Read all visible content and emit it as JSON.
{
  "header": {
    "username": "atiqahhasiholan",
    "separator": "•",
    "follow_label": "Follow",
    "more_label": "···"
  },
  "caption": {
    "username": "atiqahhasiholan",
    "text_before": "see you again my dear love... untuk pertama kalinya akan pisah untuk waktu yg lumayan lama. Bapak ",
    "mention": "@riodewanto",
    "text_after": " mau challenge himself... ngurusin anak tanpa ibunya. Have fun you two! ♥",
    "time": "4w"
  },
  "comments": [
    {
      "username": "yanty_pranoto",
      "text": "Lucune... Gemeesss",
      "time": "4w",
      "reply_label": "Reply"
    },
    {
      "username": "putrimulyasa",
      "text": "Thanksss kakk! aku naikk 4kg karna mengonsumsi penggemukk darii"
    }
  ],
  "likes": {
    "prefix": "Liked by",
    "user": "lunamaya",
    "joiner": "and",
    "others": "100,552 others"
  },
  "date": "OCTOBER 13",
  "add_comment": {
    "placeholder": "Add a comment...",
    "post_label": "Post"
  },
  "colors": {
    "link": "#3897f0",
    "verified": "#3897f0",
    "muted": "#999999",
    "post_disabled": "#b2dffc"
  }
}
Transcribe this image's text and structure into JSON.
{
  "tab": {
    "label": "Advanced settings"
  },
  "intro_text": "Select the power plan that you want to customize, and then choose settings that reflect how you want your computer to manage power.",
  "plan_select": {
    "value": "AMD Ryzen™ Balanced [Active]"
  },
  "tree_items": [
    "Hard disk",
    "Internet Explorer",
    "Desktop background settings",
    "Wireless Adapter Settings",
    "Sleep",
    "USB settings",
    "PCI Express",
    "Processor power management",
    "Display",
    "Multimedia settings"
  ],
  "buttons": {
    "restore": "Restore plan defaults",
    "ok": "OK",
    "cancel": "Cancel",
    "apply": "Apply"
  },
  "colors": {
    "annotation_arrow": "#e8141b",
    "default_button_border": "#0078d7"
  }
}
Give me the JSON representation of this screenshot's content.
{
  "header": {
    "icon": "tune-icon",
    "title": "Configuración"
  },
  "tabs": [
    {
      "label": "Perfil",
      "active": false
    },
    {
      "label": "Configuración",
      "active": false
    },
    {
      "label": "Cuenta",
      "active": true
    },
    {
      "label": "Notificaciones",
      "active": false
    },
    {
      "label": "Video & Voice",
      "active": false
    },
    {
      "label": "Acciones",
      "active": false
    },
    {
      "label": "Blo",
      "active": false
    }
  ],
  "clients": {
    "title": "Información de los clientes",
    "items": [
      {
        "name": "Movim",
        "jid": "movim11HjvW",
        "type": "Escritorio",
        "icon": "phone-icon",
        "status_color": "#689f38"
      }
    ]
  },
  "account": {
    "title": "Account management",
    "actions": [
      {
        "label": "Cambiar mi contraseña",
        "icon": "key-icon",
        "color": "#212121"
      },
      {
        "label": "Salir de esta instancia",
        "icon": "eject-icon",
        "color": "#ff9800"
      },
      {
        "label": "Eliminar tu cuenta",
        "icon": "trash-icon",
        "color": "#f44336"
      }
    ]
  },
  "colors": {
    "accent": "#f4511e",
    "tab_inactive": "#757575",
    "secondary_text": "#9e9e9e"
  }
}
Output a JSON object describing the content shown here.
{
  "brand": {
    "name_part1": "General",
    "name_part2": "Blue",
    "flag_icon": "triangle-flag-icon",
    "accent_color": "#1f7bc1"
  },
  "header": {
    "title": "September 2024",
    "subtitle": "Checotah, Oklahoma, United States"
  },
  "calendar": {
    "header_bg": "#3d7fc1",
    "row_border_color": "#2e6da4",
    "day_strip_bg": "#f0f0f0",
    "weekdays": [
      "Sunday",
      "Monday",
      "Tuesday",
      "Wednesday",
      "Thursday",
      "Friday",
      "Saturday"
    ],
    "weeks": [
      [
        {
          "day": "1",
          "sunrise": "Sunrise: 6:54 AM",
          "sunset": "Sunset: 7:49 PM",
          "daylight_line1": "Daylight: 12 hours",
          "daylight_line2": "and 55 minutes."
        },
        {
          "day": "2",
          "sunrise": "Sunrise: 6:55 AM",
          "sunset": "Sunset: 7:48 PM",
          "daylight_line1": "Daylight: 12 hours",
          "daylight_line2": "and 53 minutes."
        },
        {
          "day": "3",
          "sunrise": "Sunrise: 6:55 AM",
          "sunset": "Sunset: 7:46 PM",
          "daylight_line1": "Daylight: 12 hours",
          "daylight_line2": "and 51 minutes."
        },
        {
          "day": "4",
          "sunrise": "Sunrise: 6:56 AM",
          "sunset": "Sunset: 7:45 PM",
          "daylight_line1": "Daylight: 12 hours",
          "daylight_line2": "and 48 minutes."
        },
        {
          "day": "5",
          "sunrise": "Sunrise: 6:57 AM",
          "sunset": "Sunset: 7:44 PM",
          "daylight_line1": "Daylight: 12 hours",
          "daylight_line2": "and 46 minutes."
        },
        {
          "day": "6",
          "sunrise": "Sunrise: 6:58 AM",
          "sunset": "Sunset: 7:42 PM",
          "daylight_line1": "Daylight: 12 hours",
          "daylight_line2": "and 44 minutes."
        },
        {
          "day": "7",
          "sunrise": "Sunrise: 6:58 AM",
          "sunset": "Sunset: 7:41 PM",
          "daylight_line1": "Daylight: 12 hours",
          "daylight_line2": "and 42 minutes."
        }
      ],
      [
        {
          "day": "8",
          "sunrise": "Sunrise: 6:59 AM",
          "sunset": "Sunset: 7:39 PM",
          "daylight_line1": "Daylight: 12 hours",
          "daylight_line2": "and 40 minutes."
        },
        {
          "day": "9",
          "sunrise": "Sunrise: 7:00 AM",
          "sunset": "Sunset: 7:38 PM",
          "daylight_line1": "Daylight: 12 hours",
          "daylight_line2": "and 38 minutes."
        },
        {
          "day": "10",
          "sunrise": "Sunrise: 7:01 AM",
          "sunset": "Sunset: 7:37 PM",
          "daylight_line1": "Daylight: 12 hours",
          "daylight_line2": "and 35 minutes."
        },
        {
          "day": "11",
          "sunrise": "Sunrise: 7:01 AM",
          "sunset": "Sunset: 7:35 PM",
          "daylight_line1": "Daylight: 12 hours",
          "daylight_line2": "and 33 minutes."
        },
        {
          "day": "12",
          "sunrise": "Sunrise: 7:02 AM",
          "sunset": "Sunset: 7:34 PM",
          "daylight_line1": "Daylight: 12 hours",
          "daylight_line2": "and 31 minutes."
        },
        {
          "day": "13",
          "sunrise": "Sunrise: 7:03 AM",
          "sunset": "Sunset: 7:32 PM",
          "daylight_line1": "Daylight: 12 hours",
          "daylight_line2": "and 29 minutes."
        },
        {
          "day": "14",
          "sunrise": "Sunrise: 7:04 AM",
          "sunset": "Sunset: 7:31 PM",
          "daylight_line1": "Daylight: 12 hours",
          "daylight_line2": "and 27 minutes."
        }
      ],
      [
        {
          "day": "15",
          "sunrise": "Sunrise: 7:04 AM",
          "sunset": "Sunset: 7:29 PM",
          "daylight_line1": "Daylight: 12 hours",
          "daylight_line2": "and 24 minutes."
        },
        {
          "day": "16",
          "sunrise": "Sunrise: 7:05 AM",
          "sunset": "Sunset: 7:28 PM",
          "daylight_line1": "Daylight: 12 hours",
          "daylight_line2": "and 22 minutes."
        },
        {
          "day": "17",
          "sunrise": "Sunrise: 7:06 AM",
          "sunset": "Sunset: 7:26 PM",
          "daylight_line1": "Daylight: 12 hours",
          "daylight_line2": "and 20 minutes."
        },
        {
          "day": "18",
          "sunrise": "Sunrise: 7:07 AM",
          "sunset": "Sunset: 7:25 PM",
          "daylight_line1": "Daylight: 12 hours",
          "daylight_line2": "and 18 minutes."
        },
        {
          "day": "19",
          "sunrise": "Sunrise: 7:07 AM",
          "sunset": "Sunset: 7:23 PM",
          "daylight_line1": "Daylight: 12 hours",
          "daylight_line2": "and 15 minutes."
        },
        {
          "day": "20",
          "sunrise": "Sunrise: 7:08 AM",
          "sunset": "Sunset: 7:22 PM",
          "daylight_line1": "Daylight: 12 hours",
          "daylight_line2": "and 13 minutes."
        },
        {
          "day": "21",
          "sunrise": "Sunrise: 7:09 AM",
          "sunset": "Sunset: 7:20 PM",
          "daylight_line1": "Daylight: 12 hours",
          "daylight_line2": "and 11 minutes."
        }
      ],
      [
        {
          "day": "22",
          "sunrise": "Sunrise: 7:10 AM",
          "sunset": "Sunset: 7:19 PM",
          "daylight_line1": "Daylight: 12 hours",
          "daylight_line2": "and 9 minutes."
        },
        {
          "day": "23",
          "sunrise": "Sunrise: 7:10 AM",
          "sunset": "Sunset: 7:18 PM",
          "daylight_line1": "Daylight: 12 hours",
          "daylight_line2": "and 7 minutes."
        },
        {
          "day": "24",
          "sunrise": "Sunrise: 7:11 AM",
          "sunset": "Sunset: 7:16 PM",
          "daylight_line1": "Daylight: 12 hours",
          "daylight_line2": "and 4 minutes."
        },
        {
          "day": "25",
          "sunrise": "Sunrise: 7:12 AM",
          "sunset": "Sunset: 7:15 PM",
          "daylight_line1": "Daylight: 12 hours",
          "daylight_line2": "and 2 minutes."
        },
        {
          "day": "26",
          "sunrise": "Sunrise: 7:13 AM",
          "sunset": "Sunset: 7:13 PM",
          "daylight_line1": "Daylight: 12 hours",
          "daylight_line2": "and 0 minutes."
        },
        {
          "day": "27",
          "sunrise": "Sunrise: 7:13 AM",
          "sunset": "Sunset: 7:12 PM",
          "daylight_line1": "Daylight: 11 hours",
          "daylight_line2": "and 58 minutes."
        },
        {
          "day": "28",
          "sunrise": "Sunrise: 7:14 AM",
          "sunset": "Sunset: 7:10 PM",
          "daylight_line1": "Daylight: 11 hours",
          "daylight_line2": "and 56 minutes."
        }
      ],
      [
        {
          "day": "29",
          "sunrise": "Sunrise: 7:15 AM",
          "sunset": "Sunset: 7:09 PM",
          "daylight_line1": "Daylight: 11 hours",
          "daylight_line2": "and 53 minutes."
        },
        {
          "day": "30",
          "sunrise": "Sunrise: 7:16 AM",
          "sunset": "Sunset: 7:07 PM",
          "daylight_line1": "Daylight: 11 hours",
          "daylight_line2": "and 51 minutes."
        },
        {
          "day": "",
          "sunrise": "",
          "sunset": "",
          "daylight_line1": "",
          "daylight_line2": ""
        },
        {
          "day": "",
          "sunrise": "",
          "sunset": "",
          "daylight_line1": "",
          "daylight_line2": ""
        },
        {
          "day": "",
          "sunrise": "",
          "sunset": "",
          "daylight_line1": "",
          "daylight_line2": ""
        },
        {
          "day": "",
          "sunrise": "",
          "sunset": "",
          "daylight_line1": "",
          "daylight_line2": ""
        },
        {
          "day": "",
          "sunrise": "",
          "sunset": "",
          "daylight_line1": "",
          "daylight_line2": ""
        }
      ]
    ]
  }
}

___

Exercise instructions:
Work out how many lines in the records above contain the word "icon", and give only that number.

Exercise solution:
6